• Action item:
Filter the records for "forskrifter" and keep each line that has it.

======== Record extracts

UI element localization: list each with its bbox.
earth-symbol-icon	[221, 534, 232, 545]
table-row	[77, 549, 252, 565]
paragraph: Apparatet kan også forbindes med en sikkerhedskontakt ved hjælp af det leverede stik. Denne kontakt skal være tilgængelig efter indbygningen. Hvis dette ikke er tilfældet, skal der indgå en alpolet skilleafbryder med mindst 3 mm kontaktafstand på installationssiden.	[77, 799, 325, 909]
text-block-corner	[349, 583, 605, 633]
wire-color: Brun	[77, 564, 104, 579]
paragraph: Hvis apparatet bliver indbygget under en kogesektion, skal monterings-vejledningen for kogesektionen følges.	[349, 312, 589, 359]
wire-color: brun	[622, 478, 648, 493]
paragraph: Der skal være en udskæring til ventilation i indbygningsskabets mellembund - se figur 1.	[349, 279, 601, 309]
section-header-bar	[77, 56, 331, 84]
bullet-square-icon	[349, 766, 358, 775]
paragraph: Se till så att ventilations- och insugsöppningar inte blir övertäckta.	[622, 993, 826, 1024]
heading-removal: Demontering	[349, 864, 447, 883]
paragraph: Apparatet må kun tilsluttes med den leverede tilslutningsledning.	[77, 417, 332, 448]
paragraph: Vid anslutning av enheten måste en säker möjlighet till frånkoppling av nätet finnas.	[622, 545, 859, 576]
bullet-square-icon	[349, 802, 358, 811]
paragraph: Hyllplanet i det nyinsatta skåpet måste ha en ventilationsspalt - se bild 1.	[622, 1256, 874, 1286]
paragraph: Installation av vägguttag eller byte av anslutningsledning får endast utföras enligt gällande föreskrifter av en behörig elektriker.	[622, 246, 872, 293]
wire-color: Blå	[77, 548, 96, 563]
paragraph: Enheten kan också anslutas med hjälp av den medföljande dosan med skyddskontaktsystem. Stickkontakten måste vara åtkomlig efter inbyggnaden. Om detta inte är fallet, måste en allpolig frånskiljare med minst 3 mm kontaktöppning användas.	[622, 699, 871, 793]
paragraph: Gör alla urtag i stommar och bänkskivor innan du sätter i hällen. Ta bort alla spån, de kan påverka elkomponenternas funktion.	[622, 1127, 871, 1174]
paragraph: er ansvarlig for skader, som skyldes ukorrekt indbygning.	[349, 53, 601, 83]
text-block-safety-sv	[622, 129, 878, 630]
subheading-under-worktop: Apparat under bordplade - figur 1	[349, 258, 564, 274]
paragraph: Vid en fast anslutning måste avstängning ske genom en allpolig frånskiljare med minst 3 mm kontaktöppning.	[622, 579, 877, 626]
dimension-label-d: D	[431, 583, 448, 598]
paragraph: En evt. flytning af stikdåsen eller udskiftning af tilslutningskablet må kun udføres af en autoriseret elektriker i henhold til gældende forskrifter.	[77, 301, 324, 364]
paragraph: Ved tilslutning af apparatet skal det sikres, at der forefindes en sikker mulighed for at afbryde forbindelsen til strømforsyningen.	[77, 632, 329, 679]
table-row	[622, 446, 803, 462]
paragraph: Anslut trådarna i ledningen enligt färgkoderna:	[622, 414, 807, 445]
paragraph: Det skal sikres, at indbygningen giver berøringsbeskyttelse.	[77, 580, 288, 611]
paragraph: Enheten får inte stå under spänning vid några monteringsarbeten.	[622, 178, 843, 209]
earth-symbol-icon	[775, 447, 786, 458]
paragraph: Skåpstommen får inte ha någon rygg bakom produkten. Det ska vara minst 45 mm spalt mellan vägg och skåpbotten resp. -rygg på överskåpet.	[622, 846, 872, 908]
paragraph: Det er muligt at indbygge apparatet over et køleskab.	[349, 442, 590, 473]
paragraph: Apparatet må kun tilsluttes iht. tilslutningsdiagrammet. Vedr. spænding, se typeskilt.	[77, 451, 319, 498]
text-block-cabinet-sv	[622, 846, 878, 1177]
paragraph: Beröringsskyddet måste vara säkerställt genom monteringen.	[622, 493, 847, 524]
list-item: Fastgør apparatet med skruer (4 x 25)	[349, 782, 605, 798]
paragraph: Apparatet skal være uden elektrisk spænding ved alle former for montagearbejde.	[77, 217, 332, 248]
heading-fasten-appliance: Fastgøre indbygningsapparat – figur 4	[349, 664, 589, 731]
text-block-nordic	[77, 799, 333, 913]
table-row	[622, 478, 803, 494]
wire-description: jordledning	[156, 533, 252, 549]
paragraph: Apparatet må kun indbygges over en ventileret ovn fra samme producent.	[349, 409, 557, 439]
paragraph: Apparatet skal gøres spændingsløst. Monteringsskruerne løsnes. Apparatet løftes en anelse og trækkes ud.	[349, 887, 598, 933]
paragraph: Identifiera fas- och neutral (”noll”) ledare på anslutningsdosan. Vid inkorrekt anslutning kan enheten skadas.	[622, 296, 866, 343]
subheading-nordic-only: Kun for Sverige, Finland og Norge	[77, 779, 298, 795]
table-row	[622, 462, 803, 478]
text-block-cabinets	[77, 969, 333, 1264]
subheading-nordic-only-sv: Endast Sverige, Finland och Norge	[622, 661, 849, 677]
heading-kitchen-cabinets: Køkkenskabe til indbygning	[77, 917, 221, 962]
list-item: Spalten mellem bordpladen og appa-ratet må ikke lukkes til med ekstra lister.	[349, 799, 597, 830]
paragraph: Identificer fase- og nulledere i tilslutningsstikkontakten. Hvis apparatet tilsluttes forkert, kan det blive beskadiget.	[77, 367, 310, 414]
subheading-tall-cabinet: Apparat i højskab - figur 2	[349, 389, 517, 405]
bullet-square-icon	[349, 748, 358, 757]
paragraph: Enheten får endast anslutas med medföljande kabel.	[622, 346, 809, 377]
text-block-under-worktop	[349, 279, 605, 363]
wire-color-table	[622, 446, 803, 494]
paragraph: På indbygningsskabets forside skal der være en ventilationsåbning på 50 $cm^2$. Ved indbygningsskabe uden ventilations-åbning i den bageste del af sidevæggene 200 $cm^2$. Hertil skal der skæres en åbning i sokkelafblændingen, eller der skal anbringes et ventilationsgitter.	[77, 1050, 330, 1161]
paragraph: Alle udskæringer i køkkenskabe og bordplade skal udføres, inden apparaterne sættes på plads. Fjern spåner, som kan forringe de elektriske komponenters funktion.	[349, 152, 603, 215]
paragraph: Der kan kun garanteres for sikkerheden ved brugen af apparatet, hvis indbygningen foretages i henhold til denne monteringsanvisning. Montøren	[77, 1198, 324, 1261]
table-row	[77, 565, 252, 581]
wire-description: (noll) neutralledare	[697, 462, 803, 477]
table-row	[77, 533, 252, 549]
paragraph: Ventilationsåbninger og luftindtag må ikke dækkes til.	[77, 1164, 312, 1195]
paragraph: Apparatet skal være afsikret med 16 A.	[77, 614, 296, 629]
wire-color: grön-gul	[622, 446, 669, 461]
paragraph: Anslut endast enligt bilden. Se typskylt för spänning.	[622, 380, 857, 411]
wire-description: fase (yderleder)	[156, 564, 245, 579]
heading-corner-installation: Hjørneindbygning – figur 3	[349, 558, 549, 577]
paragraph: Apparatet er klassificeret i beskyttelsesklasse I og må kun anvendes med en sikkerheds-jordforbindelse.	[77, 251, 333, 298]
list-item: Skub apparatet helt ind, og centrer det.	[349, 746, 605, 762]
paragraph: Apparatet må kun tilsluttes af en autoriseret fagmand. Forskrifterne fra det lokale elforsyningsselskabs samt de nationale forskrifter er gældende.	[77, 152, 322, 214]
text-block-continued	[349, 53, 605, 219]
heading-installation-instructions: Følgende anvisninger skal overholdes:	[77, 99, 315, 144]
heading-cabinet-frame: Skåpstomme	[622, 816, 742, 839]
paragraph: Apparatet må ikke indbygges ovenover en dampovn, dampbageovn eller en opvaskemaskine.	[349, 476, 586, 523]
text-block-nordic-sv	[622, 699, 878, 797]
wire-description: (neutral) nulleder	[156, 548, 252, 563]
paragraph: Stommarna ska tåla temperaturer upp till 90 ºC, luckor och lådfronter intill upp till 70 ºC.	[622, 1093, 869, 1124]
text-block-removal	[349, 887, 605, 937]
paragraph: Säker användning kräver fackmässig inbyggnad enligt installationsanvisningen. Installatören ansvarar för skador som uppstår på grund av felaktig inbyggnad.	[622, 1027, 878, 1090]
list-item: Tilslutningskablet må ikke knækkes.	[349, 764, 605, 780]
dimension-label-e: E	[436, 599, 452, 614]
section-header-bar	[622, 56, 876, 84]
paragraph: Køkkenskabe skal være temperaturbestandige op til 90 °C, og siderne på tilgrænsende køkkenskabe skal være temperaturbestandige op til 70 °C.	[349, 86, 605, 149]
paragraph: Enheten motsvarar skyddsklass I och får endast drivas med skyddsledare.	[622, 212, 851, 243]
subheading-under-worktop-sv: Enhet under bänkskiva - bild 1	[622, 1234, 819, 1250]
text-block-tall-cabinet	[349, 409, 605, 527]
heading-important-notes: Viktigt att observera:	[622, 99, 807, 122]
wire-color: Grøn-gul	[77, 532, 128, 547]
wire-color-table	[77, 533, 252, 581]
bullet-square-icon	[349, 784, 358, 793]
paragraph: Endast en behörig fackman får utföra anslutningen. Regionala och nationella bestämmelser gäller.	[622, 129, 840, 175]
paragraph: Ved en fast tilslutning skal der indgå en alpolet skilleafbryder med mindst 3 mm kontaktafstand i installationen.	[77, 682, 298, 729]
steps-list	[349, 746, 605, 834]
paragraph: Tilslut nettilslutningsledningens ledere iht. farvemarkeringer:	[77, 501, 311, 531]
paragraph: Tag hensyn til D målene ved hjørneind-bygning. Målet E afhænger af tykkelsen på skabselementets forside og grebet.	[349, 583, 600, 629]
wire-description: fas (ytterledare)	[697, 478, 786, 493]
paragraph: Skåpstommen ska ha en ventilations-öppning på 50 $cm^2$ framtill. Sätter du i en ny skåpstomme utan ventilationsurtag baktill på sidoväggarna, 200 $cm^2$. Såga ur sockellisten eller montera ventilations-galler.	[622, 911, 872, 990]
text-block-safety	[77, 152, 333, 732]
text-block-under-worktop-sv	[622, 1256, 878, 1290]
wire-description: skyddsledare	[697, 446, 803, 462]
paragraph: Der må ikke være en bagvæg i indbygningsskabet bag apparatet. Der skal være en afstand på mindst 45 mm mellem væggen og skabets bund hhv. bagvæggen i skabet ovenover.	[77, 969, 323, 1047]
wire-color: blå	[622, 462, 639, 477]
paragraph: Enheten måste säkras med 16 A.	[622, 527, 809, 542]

================

• Exercise output:
paragraph: En evt. flytning af stikdåsen eller udskiftning af tilslutningskablet må kun udføres af en autoriseret elektriker i henhold til gældende forskrifter.	[77, 301, 324, 364]
paragraph: Apparatet må kun tilsluttes af en autoriseret fagmand. Forskrifterne fra det lokale elforsyningsselskabs samt de nationale forskrifter er gældende.	[77, 152, 322, 214]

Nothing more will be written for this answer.